Goal
Report, as a bare number, how many lines of the material below contain the word "Picogna".

'''

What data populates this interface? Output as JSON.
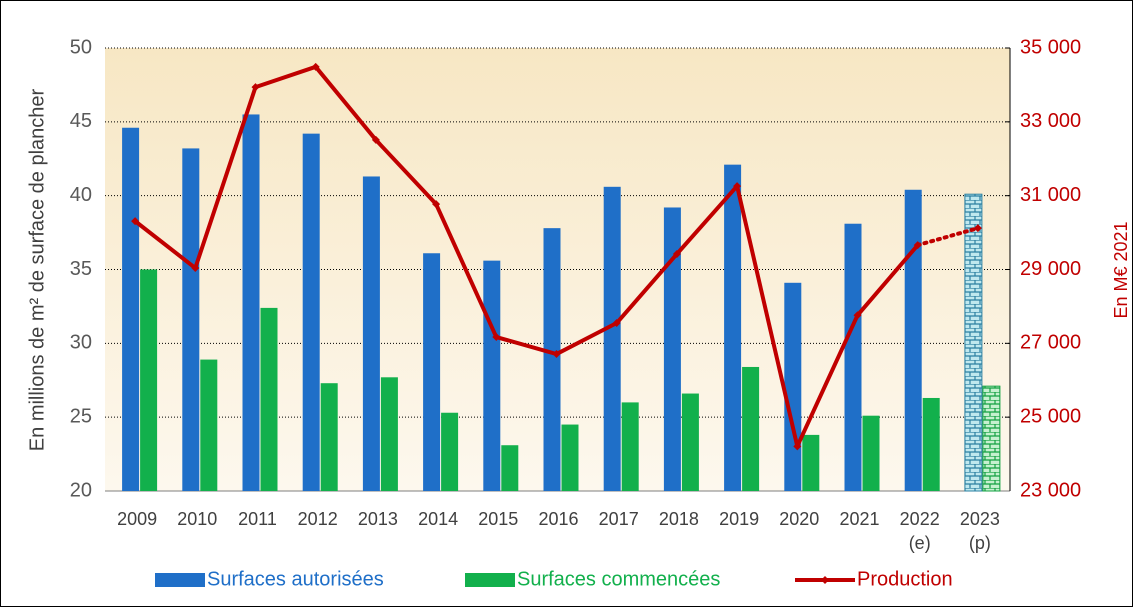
{
  "chart_data": {
    "type": "bar_line",
    "categories": [
      "2009",
      "2010",
      "2011",
      "2012",
      "2013",
      "2014",
      "2015",
      "2016",
      "2017",
      "2018",
      "2019",
      "2020",
      "2021",
      "2022",
      "2023"
    ],
    "category_notes": [
      null,
      null,
      null,
      null,
      null,
      null,
      null,
      null,
      null,
      null,
      null,
      null,
      null,
      "(e)",
      "(p)"
    ],
    "y_label": "En millions de m² de surface de plancher",
    "y2_label": "En M€ 2021",
    "ylim": [
      20,
      50
    ],
    "yticks": [
      20,
      25,
      30,
      35,
      40,
      45,
      50
    ],
    "y2lim": [
      23000,
      35000
    ],
    "y2ticks": [
      {
        "value": 23000,
        "label": "23 000"
      },
      {
        "value": 25000,
        "label": "25 000"
      },
      {
        "value": 27000,
        "label": "27 000"
      },
      {
        "value": 29000,
        "label": "29 000"
      },
      {
        "value": 31000,
        "label": "31 000"
      },
      {
        "value": 33000,
        "label": "33 000"
      },
      {
        "value": 35000,
        "label": "35 000"
      }
    ],
    "grid": true,
    "hatched_index": 14,
    "dotted_from_index": 13,
    "series": [
      {
        "name": "Surfaces autorisées",
        "color": "#1f6fc8",
        "kind": "bar",
        "values": [
          44.6,
          43.2,
          45.5,
          44.2,
          41.3,
          36.1,
          35.6,
          37.8,
          40.6,
          39.2,
          42.1,
          34.1,
          38.1,
          40.4,
          40.1
        ]
      },
      {
        "name": "Surfaces commencées",
        "color": "#12b04c",
        "kind": "bar",
        "values": [
          35.0,
          28.9,
          32.4,
          27.3,
          27.7,
          25.3,
          23.1,
          24.5,
          26.0,
          26.6,
          28.4,
          23.8,
          25.1,
          26.3,
          27.1
        ]
      },
      {
        "name": "Production",
        "color": "#c00000",
        "kind": "line",
        "axis": "y2",
        "values": [
          30310,
          29040,
          33940,
          34490,
          32510,
          30770,
          27170,
          26710,
          27550,
          29420,
          31260,
          24210,
          27760,
          29660,
          30120
        ]
      }
    ]
  }
}
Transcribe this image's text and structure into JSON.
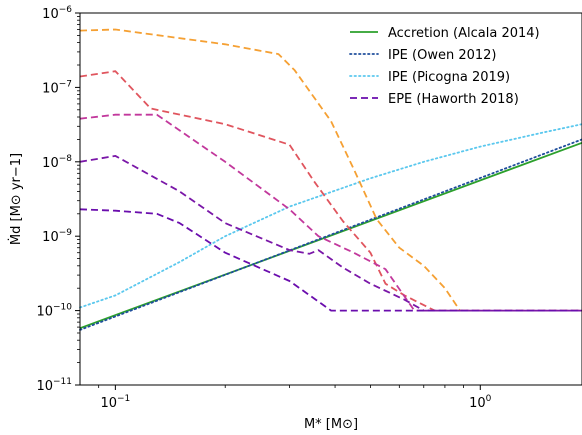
{
  "chart_data": {
    "type": "line",
    "title": "",
    "xlabel": "M* [M⊙]",
    "ylabel": "Ṁd [M⊙ yr−1]",
    "xscale": "log",
    "yscale": "log",
    "xlim": [
      0.08,
      1.9
    ],
    "ylim": [
      1e-11,
      1e-06
    ],
    "grid": false,
    "legend_position": "top-right",
    "x_ticks": [
      {
        "value": 0.1,
        "label": "10",
        "exp": "−1"
      },
      {
        "value": 1.0,
        "label": "10",
        "exp": "0"
      }
    ],
    "y_ticks": [
      {
        "value": 1e-11,
        "label": "10",
        "exp": "−11"
      },
      {
        "value": 1e-10,
        "label": "10",
        "exp": "−10"
      },
      {
        "value": 1e-09,
        "label": "10",
        "exp": "−9"
      },
      {
        "value": 1e-08,
        "label": "10",
        "exp": "−8"
      },
      {
        "value": 1e-07,
        "label": "10",
        "exp": "−7"
      },
      {
        "value": 1e-06,
        "label": "10",
        "exp": "−6"
      }
    ],
    "legend": [
      {
        "label": "Accretion (Alcala 2014)",
        "color": "#2ca02c",
        "style": "solid"
      },
      {
        "label": "IPE (Owen 2012)",
        "color": "#1f4e9c",
        "style": "dotted"
      },
      {
        "label": "IPE (Picogna 2019)",
        "color": "#5bc8ee",
        "style": "dotted"
      },
      {
        "label": "EPE (Haworth 2018)",
        "color": "#6a0dad",
        "style": "dashed"
      }
    ],
    "series": [
      {
        "name": "Accretion (Alcala 2014)",
        "color": "#2ca02c",
        "style": "solid",
        "x": [
          0.08,
          1.9
        ],
        "y": [
          5.8e-11,
          1.8e-08
        ]
      },
      {
        "name": "IPE (Owen 2012)",
        "color": "#1f4e9c",
        "style": "dotted",
        "x": [
          0.08,
          1.9
        ],
        "y": [
          5.5e-11,
          2e-08
        ]
      },
      {
        "name": "IPE (Picogna 2019)",
        "color": "#5bc8ee",
        "style": "dotted",
        "x": [
          0.08,
          0.1,
          0.15,
          0.2,
          0.3,
          0.5,
          0.7,
          1.0,
          1.5,
          1.9
        ],
        "y": [
          1.1e-10,
          1.6e-10,
          4.5e-10,
          1e-09,
          2.5e-09,
          6e-09,
          1e-08,
          1.6e-08,
          2.5e-08,
          3.2e-08
        ]
      },
      {
        "color": "#f5a033",
        "style": "dashed",
        "x": [
          0.08,
          0.1,
          0.2,
          0.28,
          0.31,
          0.39,
          0.45,
          0.52,
          0.6,
          0.7,
          0.8,
          0.88
        ],
        "y": [
          5.8e-07,
          6e-07,
          3.8e-07,
          2.8e-07,
          1.7e-07,
          3.5e-08,
          8e-09,
          1.7e-09,
          7e-10,
          4e-10,
          2e-10,
          1e-10
        ]
      },
      {
        "color": "#e0555e",
        "style": "dashed",
        "x": [
          0.08,
          0.1,
          0.125,
          0.2,
          0.3,
          0.35,
          0.42,
          0.5,
          0.55,
          0.62,
          0.75,
          1.9
        ],
        "y": [
          1.4e-07,
          1.65e-07,
          5.2e-08,
          3.2e-08,
          1.7e-08,
          5.5e-09,
          1.6e-09,
          6e-10,
          2.3e-10,
          1.6e-10,
          1e-10,
          1e-10
        ]
      },
      {
        "color": "#c2389c",
        "style": "dashed",
        "x": [
          0.08,
          0.1,
          0.13,
          0.2,
          0.3,
          0.36,
          0.45,
          0.55,
          0.66,
          1.9
        ],
        "y": [
          3.8e-08,
          4.3e-08,
          4.3e-08,
          1e-08,
          2.3e-09,
          1e-09,
          6e-10,
          3.6e-10,
          1e-10,
          1e-10
        ]
      },
      {
        "color": "#7a17a8",
        "style": "dashed",
        "x": [
          0.08,
          0.1,
          0.15,
          0.2,
          0.3,
          0.34,
          0.36,
          0.42,
          0.5,
          0.62,
          0.7,
          1.9
        ],
        "y": [
          1e-08,
          1.2e-08,
          4e-09,
          1.5e-09,
          6.5e-10,
          5.8e-10,
          6.5e-10,
          3.8e-10,
          2.3e-10,
          1.4e-10,
          1e-10,
          1e-10
        ]
      },
      {
        "name": "EPE (Haworth 2018)",
        "color": "#6a0dad",
        "style": "dashed",
        "x": [
          0.08,
          0.1,
          0.13,
          0.15,
          0.2,
          0.3,
          0.39,
          1.9
        ],
        "y": [
          2.3e-09,
          2.2e-09,
          2e-09,
          1.5e-09,
          6e-10,
          2.5e-10,
          1e-10,
          1e-10
        ]
      }
    ]
  }
}
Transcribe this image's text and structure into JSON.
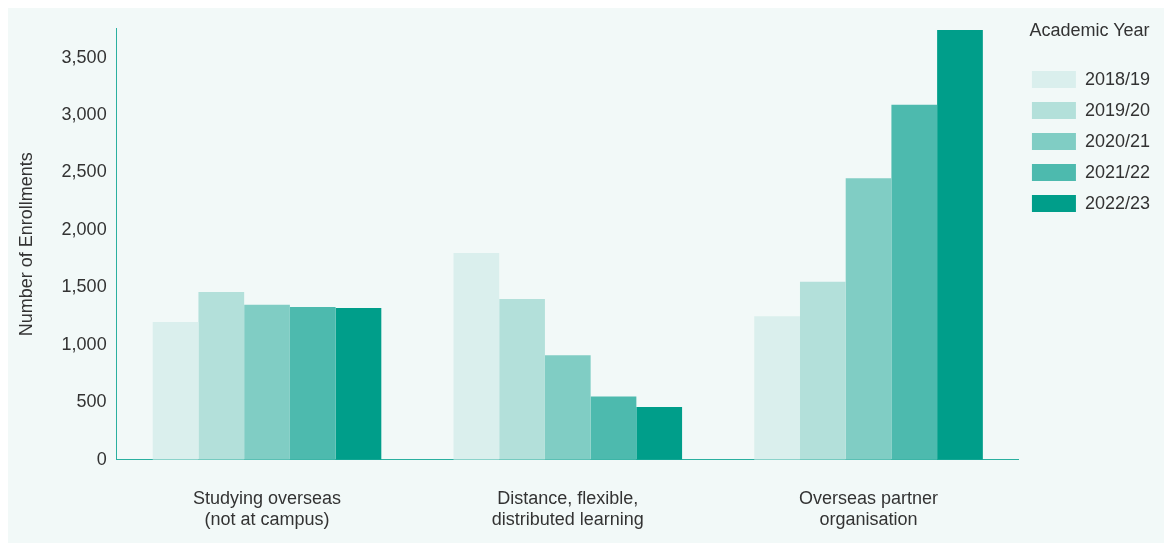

'''

Solution to the problem
2